* ACTION ITEM
According to the abstract on single-cell deep clustering below, what network did the authors run a random walk on to get the gene's topological features?

* PAGE EXCERPT
Single-Cell Deep Clustering Method Assisted by Exogenous Gene Information: A Novel Approach to Identifying Cell Types

Abstract: In recent years, the field of single-cell data analysis has seen a marked advancement in the development of clustering methods. Despite advancements, most of these algorithms still concentrate on analyzing the provided single-cell matrix data. However, in medical applications, single-cell data often involves a wealth of exogenous information, including gene networks. Overlooking this aspect could lead to information loss and clustering results devoid of significant clinical relevance. An innovative single-cell deep clustering method, incorporating exogenous gene information, has been proposed to overcome this limitation. This model leverages exogenous gene network information to facilitate the clustering process, generating discriminative representations. Specifically, we have developed an attention-enhanced graph autoencoder, which is designed to efficiently capture the topological features between cells. Concurrently, we conducted a random walk on an exogenous Protein-Protein Interaction (PPI) network, thereby acquiring the gene's topological features. Ultimately, during the clustering process, we integrated both sets of information and reconstructed the features of both cells and genes to generate a discriminative representation. Extensive experiments have validated the effectiveness of our proposed method. This research offers enhanced insights into the characteristics and distribution of cells, thereby laying the groundwork for early diagnosis and treatment of diseases.

* DATA SHOWN

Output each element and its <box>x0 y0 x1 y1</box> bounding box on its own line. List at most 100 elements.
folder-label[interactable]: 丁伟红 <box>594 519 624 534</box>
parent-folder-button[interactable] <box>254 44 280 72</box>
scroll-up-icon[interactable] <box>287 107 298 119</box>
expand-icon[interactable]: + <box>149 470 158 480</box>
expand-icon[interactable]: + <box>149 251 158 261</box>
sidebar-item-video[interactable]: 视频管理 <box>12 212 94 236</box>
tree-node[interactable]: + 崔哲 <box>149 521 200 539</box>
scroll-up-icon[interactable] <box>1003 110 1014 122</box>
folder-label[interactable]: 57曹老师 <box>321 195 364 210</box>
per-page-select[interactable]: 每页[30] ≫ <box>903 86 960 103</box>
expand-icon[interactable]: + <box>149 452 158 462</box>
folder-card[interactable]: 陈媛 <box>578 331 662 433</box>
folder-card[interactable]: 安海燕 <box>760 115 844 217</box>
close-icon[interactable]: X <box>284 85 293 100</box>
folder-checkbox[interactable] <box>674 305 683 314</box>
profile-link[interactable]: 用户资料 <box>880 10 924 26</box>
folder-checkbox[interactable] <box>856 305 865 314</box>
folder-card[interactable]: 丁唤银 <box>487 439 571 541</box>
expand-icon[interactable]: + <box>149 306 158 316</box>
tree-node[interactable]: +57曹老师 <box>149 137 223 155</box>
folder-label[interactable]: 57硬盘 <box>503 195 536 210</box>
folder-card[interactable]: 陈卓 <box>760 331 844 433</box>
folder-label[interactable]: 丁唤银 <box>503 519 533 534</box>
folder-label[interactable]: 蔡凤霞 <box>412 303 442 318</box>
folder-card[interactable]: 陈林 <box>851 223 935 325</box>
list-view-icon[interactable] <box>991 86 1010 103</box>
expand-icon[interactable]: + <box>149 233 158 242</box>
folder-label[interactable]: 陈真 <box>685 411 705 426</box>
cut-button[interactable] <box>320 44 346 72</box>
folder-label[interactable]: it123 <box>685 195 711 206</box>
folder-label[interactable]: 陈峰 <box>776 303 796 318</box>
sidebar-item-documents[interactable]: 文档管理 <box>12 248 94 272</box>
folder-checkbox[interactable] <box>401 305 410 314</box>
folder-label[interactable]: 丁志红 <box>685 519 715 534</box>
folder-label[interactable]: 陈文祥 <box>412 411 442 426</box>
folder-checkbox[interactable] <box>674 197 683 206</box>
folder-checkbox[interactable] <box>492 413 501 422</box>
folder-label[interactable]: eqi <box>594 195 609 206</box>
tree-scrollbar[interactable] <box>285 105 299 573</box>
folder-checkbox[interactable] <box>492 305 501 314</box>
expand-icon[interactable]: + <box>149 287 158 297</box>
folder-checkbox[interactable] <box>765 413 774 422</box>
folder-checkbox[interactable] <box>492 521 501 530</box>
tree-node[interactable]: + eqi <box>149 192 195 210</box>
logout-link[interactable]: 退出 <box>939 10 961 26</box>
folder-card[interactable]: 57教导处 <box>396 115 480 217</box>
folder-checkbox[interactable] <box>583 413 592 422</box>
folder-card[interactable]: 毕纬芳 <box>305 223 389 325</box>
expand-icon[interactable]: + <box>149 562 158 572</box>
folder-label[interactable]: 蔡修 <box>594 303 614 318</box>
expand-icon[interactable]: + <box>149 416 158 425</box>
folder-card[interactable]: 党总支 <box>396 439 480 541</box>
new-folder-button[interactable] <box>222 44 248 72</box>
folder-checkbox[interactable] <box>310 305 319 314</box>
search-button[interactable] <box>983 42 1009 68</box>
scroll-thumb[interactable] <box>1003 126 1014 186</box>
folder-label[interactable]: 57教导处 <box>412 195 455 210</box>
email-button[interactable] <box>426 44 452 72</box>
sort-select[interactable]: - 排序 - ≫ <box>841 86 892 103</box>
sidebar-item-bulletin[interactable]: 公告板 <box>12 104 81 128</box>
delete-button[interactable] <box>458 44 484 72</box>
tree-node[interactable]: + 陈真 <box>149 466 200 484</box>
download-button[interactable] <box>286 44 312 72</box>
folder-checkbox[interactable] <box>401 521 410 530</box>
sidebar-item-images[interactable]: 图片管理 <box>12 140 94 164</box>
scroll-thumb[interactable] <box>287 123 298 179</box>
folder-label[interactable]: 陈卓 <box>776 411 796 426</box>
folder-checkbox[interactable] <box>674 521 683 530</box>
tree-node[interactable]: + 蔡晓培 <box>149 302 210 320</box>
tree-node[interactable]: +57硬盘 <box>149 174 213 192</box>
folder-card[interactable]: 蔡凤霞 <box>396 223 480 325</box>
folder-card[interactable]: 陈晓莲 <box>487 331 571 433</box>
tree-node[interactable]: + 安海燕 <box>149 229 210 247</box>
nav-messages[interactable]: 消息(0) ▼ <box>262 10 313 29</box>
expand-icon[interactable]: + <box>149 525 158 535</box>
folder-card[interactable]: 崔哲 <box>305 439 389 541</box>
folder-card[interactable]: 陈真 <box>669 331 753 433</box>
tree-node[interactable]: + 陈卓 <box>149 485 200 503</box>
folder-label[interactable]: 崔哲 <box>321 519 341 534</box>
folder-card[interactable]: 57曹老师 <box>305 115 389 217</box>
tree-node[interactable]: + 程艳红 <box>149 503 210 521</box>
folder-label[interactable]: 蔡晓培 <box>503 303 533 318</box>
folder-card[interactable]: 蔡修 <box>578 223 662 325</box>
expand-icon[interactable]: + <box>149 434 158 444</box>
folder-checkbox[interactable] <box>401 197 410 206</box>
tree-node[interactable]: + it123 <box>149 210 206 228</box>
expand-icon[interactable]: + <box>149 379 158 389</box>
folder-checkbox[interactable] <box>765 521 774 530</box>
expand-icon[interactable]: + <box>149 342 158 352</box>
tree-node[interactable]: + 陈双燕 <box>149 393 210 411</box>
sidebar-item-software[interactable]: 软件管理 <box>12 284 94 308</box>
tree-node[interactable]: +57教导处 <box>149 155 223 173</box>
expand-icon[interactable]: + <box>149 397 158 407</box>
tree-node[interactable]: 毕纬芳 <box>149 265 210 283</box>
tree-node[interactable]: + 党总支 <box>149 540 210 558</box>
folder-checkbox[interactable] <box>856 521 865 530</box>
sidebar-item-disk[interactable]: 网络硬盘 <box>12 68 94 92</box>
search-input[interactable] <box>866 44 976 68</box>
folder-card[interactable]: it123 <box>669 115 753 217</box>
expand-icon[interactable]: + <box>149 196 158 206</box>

* RESPONSE TO THE EXERCISE
An exogenous Protein-Protein Interaction (PPI) network.